[Records that describe figures]

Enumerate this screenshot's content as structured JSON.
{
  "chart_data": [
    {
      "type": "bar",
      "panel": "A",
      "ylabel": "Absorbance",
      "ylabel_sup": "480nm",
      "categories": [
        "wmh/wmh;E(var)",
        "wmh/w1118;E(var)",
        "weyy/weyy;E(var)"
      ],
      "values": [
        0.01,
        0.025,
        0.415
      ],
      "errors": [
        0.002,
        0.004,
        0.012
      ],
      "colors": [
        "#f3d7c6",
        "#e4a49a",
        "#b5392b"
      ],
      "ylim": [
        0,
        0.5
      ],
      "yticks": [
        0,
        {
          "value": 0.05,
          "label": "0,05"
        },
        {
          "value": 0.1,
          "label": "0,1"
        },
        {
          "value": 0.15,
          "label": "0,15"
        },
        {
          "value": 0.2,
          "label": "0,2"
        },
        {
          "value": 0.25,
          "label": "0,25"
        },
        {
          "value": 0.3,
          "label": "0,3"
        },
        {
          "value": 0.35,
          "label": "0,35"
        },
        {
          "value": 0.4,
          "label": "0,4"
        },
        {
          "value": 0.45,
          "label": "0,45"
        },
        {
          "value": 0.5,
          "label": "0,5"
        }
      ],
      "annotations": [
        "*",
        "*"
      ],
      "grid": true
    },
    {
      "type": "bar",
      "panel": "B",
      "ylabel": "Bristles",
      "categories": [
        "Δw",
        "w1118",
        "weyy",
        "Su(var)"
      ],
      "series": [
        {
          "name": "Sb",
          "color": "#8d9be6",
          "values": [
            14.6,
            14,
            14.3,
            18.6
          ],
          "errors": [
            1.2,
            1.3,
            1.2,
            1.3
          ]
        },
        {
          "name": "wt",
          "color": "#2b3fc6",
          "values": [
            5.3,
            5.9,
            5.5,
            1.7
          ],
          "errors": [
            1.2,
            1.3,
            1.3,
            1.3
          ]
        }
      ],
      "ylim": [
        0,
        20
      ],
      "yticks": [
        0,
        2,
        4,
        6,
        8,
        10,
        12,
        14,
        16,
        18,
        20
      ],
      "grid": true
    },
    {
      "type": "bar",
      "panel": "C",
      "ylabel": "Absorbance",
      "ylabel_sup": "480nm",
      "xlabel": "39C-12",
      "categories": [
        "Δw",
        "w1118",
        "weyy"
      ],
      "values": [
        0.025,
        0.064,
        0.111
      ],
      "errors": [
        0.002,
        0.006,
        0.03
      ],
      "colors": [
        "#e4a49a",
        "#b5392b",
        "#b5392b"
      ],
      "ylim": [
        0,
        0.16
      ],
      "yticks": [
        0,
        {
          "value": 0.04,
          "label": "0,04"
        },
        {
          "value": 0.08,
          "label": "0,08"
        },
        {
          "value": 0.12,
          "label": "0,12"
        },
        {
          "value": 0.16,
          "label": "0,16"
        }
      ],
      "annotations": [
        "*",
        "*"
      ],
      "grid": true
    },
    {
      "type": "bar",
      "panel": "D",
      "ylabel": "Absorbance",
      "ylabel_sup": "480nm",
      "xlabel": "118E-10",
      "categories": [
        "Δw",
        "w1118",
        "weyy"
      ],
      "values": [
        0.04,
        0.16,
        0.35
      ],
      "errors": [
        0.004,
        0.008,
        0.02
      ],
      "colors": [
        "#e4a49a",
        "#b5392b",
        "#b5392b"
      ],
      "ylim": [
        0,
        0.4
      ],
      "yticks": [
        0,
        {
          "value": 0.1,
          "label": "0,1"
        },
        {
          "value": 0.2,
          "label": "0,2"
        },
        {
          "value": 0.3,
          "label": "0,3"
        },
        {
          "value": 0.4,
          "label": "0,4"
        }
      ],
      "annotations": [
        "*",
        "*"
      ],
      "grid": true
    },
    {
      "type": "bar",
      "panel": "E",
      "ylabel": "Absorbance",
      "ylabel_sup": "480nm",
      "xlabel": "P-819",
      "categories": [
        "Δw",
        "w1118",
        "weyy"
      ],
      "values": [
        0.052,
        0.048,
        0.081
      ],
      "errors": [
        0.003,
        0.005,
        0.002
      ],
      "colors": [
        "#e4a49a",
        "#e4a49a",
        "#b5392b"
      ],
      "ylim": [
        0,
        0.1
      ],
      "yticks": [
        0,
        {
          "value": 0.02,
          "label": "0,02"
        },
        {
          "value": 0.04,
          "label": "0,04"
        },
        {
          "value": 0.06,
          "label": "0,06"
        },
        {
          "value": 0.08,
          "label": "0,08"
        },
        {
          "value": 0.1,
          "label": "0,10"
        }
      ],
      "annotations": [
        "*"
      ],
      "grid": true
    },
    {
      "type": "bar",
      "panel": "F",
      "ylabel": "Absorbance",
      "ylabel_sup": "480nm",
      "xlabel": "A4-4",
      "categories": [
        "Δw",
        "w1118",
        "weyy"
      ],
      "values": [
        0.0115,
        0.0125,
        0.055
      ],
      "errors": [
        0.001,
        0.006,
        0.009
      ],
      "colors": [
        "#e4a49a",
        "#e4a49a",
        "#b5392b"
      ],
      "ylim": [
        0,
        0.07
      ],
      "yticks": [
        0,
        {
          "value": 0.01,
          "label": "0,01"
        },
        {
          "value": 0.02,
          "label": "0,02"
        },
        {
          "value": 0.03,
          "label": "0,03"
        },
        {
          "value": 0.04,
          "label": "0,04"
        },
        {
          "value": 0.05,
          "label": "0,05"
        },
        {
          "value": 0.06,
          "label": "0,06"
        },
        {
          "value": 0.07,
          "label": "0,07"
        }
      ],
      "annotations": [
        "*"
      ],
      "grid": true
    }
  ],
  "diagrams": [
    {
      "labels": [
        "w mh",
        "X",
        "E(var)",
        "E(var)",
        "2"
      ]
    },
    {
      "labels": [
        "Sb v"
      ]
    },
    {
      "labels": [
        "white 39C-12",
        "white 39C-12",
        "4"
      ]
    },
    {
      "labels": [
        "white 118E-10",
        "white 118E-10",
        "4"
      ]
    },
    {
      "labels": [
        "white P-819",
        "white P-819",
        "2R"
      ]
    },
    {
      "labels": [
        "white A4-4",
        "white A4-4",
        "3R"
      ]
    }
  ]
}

### Direction
Each line of the listing should be copied exactly.

### Worked solution
Enumerate this screenshot's content as structured JSON.
{
  "chart_data": [
    {
      "type": "bar",
      "panel": "A",
      "ylabel": "Absorbance",
      "ylabel_sup": "480nm",
      "categories": [
        "wmh/wmh;E(var)",
        "wmh/w1118;E(var)",
        "weyy/weyy;E(var)"
      ],
      "values": [
        0.01,
        0.025,
        0.415
      ],
      "errors": [
        0.002,
        0.004,
        0.012
      ],
      "colors": [
        "#f3d7c6",
        "#e4a49a",
        "#b5392b"
      ],
      "ylim": [
        0,
        0.5
      ],
      "yticks": [
        0,
        {
          "value": 0.05,
          "label": "0,05"
        },
        {
          "value": 0.1,
          "label": "0,1"
        },
        {
          "value": 0.15,
          "label": "0,15"
        },
        {
          "value": 0.2,
          "label": "0,2"
        },
        {
          "value": 0.25,
          "label": "0,25"
        },
        {
          "value": 0.3,
          "label": "0,3"
        },
        {
          "value": 0.35,
          "label": "0,35"
        },
        {
          "value": 0.4,
          "label": "0,4"
        },
        {
          "value": 0.45,
          "label": "0,45"
        },
        {
          "value": 0.5,
          "label": "0,5"
        }
      ],
      "annotations": [
        "*",
        "*"
      ],
      "grid": true
    },
    {
      "type": "bar",
      "panel": "B",
      "ylabel": "Bristles",
      "categories": [
        "Δw",
        "w1118",
        "weyy",
        "Su(var)"
      ],
      "series": [
        {
          "name": "Sb",
          "color": "#8d9be6",
          "values": [
            14.6,
            14,
            14.3,
            18.6
          ],
          "errors": [
            1.2,
            1.3,
            1.2,
            1.3
          ]
        },
        {
          "name": "wt",
          "color": "#2b3fc6",
          "values": [
            5.3,
            5.9,
            5.5,
            1.7
          ],
          "errors": [
            1.2,
            1.3,
            1.3,
            1.3
          ]
        }
      ],
      "ylim": [
        0,
        20
      ],
      "yticks": [
        0,
        2,
        4,
        6,
        8,
        10,
        12,
        14,
        16,
        18,
        20
      ],
      "grid": true
    },
    {
      "type": "bar",
      "panel": "C",
      "ylabel": "Absorbance",
      "ylabel_sup": "480nm",
      "xlabel": "39C-12",
      "categories": [
        "Δw",
        "w1118",
        "weyy"
      ],
      "values": [
        0.025,
        0.064,
        0.111
      ],
      "errors": [
        0.002,
        0.006,
        0.03
      ],
      "colors": [
        "#e4a49a",
        "#b5392b",
        "#b5392b"
      ],
      "ylim": [
        0,
        0.16
      ],
      "yticks": [
        0,
        {
          "value": 0.04,
          "label": "0,04"
        },
        {
          "value": 0.08,
          "label": "0,08"
        },
        {
          "value": 0.12,
          "label": "0,12"
        },
        {
          "value": 0.16,
          "label": "0,16"
        }
      ],
      "annotations": [
        "*",
        "*"
      ],
      "grid": true
    },
    {
      "type": "bar",
      "panel": "D",
      "ylabel": "Absorbance",
      "ylabel_sup": "480nm",
      "xlabel": "118E-10",
      "categories": [
        "Δw",
        "w1118",
        "weyy"
      ],
      "values": [
        0.04,
        0.16,
        0.35
      ],
      "errors": [
        0.004,
        0.008,
        0.02
      ],
      "colors": [
        "#e4a49a",
        "#b5392b",
        "#b5392b"
      ],
      "ylim": [
        0,
        0.4
      ],
      "yticks": [
        0,
        {
          "value": 0.1,
          "label": "0,1"
        },
        {
          "value": 0.2,
          "label": "0,2"
        },
        {
          "value": 0.3,
          "label": "0,3"
        },
        {
          "value": 0.4,
          "label": "0,4"
        }
      ],
      "annotations": [
        "*",
        "*"
      ],
      "grid": true
    },
    {
      "type": "bar",
      "panel": "E",
      "ylabel": "Absorbance",
      "ylabel_sup": "480nm",
      "xlabel": "P-819",
      "categories": [
        "Δw",
        "w1118",
        "weyy"
      ],
      "values": [
        0.052,
        0.048,
        0.081
      ],
      "errors": [
        0.003,
        0.005,
        0.002
      ],
      "colors": [
        "#e4a49a",
        "#e4a49a",
        "#b5392b"
      ],
      "ylim": [
        0,
        0.1
      ],
      "yticks": [
        0,
        {
          "value": 0.02,
          "label": "0,02"
        },
        {
          "value": 0.04,
          "label": "0,04"
        },
        {
          "value": 0.06,
          "label": "0,06"
        },
        {
          "value": 0.08,
          "label": "0,08"
        },
        {
          "value": 0.1,
          "label": "0,10"
        }
      ],
      "annotations": [
        "*"
      ],
      "grid": true
    },
    {
      "type": "bar",
      "panel": "F",
      "ylabel": "Absorbance",
      "ylabel_sup": "480nm",
      "xlabel": "A4-4",
      "categories": [
        "Δw",
        "w1118",
        "weyy"
      ],
      "values": [
        0.0115,
        0.0125,
        0.055
      ],
      "errors": [
        0.001,
        0.006,
        0.009
      ],
      "colors": [
        "#e4a49a",
        "#e4a49a",
        "#b5392b"
      ],
      "ylim": [
        0,
        0.07
      ],
      "yticks": [
        0,
        {
          "value": 0.01,
          "label": "0,01"
        },
        {
          "value": 0.02,
          "label": "0,02"
        },
        {
          "value": 0.03,
          "label": "0,03"
        },
        {
          "value": 0.04,
          "label": "0,04"
        },
        {
          "value": 0.05,
          "label": "0,05"
        },
        {
          "value": 0.06,
          "label": "0,06"
        },
        {
          "value": 0.07,
          "label": "0,07"
        }
      ],
      "annotations": [
        "*"
      ],
      "grid": true
    }
  ],
  "diagrams": [
    {
      "labels": [
        "w mh",
        "X",
        "E(var)",
        "E(var)",
        "2"
      ]
    },
    {
      "labels": [
        "Sb v"
      ]
    },
    {
      "labels": [
        "white 39C-12",
        "white 39C-12",
        "4"
      ]
    },
    {
      "labels": [
        "white 118E-10",
        "white 118E-10",
        "4"
      ]
    },
    {
      "labels": [
        "white P-819",
        "white P-819",
        "2R"
      ]
    },
    {
      "labels": [
        "white A4-4",
        "white A4-4",
        "3R"
      ]
    }
  ]
}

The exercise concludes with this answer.